Short exercise: Rewrite the data below, replacing "bounding box" with "box coordinates" and leaving everything else unchanged.

Excerpted records:

----

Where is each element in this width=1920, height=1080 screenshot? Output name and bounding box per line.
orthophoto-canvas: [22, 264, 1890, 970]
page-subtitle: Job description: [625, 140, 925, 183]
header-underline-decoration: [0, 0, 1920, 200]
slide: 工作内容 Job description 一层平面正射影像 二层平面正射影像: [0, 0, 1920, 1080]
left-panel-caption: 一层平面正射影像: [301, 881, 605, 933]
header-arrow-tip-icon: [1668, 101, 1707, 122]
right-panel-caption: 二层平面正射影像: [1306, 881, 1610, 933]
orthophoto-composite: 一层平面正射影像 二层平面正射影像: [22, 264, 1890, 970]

----

Task response:
Where is each element in this width=1920, height=1080 screenshot? Output name and box coordinates per line.
orthophoto-canvas: [22, 264, 1890, 970]
page-subtitle: Job description: [625, 140, 925, 183]
header-underline-decoration: [0, 0, 1920, 200]
slide: 工作内容 Job description 一层平面正射影像 二层平面正射影像: [0, 0, 1920, 1080]
left-panel-caption: 一层平面正射影像: [301, 881, 605, 933]
header-arrow-tip-icon: [1668, 101, 1707, 122]
right-panel-caption: 二层平面正射影像: [1306, 881, 1610, 933]
orthophoto-composite: 一层平面正射影像 二层平面正射影像: [22, 264, 1890, 970]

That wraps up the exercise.